### Task:
Identify and reproduce every line holding the string "this".

————

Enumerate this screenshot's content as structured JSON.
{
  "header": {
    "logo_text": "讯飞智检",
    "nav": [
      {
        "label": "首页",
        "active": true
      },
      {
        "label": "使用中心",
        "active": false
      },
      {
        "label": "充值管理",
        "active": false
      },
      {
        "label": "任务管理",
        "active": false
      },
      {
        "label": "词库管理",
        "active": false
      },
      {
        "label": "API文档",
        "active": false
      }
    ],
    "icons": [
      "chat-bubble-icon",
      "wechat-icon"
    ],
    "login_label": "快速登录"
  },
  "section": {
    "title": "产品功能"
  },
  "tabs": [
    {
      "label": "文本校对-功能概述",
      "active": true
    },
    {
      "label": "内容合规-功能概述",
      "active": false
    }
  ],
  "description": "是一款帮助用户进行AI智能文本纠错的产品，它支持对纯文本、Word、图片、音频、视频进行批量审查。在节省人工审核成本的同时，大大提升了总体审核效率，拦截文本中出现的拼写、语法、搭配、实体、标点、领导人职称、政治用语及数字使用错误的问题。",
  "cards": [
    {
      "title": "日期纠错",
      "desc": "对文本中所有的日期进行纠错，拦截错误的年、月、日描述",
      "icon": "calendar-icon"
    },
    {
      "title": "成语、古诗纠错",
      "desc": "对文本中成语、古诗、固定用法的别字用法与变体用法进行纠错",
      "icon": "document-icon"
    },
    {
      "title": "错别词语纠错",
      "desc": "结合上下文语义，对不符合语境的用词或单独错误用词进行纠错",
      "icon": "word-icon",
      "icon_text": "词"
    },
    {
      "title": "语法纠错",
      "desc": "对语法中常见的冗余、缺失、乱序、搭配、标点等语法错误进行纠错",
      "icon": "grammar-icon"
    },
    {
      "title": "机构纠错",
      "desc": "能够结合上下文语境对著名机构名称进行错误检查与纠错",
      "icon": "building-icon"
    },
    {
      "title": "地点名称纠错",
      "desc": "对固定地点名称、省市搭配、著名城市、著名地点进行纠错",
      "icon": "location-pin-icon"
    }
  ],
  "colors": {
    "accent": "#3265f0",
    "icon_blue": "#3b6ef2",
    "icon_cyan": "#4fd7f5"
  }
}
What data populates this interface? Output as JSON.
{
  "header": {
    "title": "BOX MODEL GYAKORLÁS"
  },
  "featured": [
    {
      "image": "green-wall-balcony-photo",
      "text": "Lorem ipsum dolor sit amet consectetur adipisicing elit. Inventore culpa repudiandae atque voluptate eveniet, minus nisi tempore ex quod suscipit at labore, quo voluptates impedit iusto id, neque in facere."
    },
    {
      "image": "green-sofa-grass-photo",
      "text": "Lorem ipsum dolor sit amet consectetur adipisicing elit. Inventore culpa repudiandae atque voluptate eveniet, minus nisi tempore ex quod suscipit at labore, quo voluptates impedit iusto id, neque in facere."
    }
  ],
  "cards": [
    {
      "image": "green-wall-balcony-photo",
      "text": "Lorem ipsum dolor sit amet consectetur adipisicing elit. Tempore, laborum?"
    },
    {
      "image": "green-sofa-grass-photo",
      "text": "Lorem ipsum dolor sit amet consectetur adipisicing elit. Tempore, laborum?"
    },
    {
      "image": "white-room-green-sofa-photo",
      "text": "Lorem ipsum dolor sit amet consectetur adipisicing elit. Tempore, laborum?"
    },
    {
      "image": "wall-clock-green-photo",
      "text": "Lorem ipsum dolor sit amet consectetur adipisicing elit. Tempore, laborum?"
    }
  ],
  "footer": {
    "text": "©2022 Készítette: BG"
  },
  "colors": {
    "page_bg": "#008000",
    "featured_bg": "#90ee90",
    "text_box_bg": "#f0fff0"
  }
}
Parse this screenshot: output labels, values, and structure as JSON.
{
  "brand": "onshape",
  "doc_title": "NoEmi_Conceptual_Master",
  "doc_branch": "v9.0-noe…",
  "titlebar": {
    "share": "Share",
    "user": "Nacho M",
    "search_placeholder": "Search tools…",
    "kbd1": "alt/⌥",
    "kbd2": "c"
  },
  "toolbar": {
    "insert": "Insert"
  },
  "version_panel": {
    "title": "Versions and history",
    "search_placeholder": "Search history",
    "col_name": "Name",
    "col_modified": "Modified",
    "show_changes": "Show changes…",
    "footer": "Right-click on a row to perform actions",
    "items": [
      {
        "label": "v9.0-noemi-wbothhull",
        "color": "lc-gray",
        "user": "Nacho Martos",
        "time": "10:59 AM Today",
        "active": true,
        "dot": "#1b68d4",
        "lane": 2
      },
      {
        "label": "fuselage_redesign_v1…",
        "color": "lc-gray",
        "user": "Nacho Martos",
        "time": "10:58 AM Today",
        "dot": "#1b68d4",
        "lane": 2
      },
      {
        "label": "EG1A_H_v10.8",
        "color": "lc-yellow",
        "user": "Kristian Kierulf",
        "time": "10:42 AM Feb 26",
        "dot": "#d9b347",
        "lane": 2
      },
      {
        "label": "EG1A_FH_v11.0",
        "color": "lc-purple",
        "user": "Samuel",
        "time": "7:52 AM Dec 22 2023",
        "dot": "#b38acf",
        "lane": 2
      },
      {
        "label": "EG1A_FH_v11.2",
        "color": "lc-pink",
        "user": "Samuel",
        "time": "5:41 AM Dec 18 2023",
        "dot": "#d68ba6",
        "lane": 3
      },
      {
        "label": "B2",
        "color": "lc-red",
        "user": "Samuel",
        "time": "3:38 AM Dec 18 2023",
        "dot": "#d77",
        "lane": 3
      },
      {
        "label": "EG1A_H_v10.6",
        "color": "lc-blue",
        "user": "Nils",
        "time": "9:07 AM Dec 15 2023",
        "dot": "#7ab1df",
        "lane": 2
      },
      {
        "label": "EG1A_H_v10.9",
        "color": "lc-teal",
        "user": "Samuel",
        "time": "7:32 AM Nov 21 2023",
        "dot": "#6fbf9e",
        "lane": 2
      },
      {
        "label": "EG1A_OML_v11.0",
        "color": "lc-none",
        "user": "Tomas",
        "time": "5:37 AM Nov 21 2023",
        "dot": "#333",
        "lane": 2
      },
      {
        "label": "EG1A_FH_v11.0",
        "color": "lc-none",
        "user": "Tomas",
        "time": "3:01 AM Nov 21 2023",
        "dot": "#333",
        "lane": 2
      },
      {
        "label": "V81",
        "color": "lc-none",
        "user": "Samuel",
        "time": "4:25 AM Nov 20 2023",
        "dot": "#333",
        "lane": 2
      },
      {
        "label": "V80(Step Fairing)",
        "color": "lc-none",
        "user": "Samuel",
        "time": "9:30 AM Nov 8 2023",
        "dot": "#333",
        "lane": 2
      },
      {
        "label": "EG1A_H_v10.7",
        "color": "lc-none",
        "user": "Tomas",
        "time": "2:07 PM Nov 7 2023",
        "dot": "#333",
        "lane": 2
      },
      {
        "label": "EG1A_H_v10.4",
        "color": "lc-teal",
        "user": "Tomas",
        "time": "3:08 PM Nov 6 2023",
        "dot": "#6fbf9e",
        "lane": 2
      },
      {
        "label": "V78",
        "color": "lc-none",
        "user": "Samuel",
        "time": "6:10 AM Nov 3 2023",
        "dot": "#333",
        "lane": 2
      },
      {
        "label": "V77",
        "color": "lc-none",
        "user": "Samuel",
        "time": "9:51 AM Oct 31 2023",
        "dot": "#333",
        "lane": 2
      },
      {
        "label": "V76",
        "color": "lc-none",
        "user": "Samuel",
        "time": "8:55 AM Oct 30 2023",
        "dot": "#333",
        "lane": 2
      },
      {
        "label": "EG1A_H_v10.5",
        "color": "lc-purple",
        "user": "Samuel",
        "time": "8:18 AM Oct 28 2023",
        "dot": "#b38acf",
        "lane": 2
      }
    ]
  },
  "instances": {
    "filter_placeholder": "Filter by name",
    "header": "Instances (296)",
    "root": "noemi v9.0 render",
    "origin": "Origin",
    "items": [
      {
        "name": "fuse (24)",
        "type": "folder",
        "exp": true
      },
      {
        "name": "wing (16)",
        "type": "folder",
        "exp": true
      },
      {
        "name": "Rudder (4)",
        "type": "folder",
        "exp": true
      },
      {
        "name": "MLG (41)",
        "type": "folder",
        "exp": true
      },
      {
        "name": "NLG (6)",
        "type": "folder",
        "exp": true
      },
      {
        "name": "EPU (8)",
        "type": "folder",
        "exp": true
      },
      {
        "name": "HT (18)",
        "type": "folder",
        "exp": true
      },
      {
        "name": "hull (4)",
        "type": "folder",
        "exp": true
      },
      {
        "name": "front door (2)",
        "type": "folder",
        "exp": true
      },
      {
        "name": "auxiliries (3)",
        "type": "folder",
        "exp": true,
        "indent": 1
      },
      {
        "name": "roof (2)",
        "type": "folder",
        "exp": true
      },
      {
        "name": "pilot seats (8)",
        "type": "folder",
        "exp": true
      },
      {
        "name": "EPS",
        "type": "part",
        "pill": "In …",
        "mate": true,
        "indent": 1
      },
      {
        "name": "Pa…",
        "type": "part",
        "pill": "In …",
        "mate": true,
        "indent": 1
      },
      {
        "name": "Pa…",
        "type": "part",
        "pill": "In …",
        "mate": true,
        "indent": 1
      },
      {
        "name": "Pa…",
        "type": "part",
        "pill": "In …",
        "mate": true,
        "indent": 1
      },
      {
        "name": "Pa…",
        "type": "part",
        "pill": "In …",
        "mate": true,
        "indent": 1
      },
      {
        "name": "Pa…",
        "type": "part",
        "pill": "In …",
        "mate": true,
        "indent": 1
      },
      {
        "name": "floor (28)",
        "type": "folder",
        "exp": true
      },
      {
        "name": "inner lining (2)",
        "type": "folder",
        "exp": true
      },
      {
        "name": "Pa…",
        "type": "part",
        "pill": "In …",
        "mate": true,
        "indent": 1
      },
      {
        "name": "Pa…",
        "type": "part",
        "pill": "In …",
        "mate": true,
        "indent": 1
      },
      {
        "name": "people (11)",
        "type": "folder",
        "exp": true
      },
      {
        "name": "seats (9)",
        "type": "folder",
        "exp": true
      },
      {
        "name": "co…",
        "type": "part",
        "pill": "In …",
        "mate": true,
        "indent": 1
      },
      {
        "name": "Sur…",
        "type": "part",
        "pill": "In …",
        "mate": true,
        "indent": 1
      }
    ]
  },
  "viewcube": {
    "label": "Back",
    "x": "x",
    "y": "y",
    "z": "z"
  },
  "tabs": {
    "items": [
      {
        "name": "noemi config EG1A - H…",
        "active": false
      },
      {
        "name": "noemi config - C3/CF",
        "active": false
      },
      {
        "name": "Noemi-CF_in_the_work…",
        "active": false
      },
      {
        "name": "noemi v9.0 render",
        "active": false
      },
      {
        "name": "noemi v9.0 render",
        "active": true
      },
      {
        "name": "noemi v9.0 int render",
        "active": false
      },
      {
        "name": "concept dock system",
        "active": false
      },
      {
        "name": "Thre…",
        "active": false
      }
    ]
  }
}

————

### Exercise response:
Enumerate this screenshot's content as structured JSON.
What data populates this interface? Output as JSON.
Parse this screenshot: output labels, values, and structure as JSON.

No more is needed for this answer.